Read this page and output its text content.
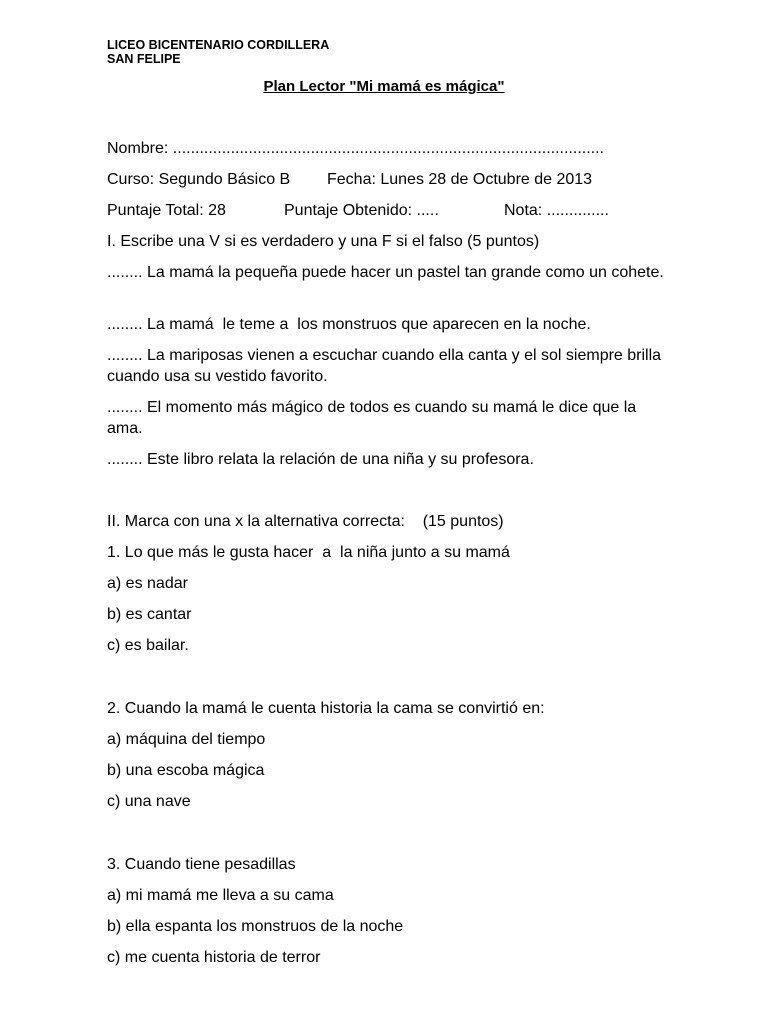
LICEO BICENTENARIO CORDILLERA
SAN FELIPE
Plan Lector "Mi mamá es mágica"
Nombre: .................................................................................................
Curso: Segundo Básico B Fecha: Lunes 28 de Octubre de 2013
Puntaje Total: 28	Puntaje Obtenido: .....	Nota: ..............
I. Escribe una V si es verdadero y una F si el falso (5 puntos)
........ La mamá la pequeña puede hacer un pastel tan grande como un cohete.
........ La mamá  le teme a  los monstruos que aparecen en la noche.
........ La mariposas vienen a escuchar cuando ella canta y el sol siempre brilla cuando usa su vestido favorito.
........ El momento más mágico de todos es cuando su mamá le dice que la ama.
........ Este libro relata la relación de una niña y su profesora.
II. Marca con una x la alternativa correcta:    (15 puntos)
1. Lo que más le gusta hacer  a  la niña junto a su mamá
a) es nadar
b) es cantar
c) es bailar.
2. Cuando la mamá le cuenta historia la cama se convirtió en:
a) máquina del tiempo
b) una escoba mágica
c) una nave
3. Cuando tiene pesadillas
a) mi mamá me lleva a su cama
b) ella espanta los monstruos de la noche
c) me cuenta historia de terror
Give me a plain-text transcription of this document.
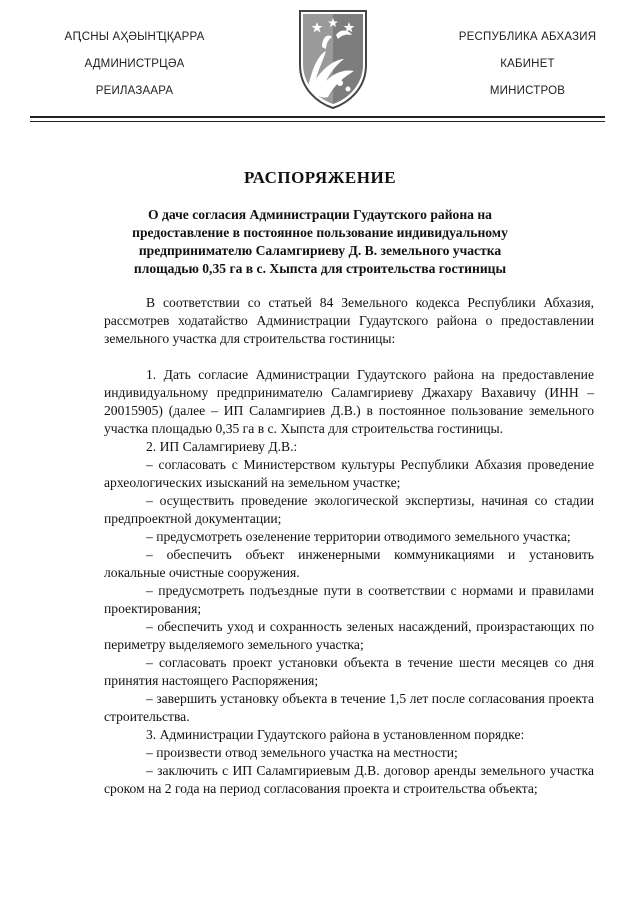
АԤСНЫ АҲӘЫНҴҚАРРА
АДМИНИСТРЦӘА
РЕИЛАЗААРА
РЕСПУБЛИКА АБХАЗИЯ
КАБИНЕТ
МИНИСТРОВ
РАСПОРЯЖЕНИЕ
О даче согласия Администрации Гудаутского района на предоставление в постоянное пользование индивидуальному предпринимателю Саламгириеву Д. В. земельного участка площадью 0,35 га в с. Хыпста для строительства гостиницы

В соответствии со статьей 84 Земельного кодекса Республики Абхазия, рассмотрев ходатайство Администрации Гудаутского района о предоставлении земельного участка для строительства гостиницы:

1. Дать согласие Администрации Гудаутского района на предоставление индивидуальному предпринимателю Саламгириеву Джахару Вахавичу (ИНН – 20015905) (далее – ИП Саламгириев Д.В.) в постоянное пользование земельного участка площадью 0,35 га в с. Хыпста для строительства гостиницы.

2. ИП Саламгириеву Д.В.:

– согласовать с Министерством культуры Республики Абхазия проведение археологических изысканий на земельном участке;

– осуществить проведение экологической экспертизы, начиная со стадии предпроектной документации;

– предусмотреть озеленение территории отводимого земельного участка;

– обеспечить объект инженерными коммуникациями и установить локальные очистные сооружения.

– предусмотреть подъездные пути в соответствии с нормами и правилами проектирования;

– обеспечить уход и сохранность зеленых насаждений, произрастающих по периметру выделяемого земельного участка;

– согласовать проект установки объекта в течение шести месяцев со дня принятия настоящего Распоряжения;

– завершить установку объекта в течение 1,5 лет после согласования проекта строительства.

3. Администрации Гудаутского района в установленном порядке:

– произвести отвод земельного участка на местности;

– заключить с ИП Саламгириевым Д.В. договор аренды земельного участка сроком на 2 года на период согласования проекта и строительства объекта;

· · · · ·

● PROBLEM TO WORK ON: Leave out the pictures and give the listing above again exactly.

● SOLUTION FOR THIS EXERCISE:
Read this page and output its text content.
LICEO BICENTENARIO CORDILLERA
SAN FELIPE
Plan Lector "Mi mamá es mágica"
Nombre: .................................................................................................
Curso: Segundo Básico B Fecha: Lunes 28 de Octubre de 2013
Puntaje Total: 28	Puntaje Obtenido: .....	Nota: ..............
I. Escribe una V si es verdadero y una F si el falso (5 puntos)
........ La mamá la pequeña puede hacer un pastel tan grande como un cohete.
........ La mamá  le teme a  los monstruos que aparecen en la noche.
........ La mariposas vienen a escuchar cuando ella canta y el sol siempre brilla cuando usa su vestido favorito.
........ El momento más mágico de todos es cuando su mamá le dice que la ama.
........ Este libro relata la relación de una niña y su profesora.
II. Marca con una x la alternativa correcta:    (15 puntos)
1. Lo que más le gusta hacer  a  la niña junto a su mamá
a) es nadar
b) es cantar
c) es bailar.
2. Cuando la mamá le cuenta historia la cama se convirtió en:
a) máquina del tiempo
b) una escoba mágica
c) una nave
3. Cuando tiene pesadillas
a) mi mamá me lleva a su cama
b) ella espanta los monstruos de la noche
c) me cuenta historia de terror
Give me a plain-text transcription of this document.
АԤСНЫ АҲӘЫНҴҚАРРА
АДМИНИСТРЦӘА
РЕИЛАЗААРА
РЕСПУБЛИКА АБХАЗИЯ
КАБИНЕТ
МИНИСТРОВ
РАСПОРЯЖЕНИЕ
О даче согласия Администрации Гудаутского района на предоставление в постоянное пользование индивидуальному предпринимателю Саламгириеву Д. В. земельного участка площадью 0,35 га в с. Хыпста для строительства гостиницы

В соответствии со статьей 84 Земельного кодекса Республики Абхазия, рассмотрев ходатайство Администрации Гудаутского района о предоставлении земельного участка для строительства гостиницы:

1. Дать согласие Администрации Гудаутского района на предоставление индивидуальному предпринимателю Саламгириеву Джахару Вахавичу (ИНН – 20015905) (далее – ИП Саламгириев Д.В.) в постоянное пользование земельного участка площадью 0,35 га в с. Хыпста для строительства гостиницы.

2. ИП Саламгириеву Д.В.:

– согласовать с Министерством культуры Республики Абхазия проведение археологических изысканий на земельном участке;

– осуществить проведение экологической экспертизы, начиная со стадии предпроектной документации;

– предусмотреть озеленение территории отводимого земельного участка;

– обеспечить объект инженерными коммуникациями и установить локальные очистные сооружения.

– предусмотреть подъездные пути в соответствии с нормами и правилами проектирования;

– обеспечить уход и сохранность зеленых насаждений, произрастающих по периметру выделяемого земельного участка;

– согласовать проект установки объекта в течение шести месяцев со дня принятия настоящего Распоряжения;

– завершить установку объекта в течение 1,5 лет после согласования проекта строительства.

3. Администрации Гудаутского района в установленном порядке:

– произвести отвод земельного участка на местности;

– заключить с ИП Саламгириевым Д.В. договор аренды земельного участка сроком на 2 года на период согласования проекта и строительства объекта;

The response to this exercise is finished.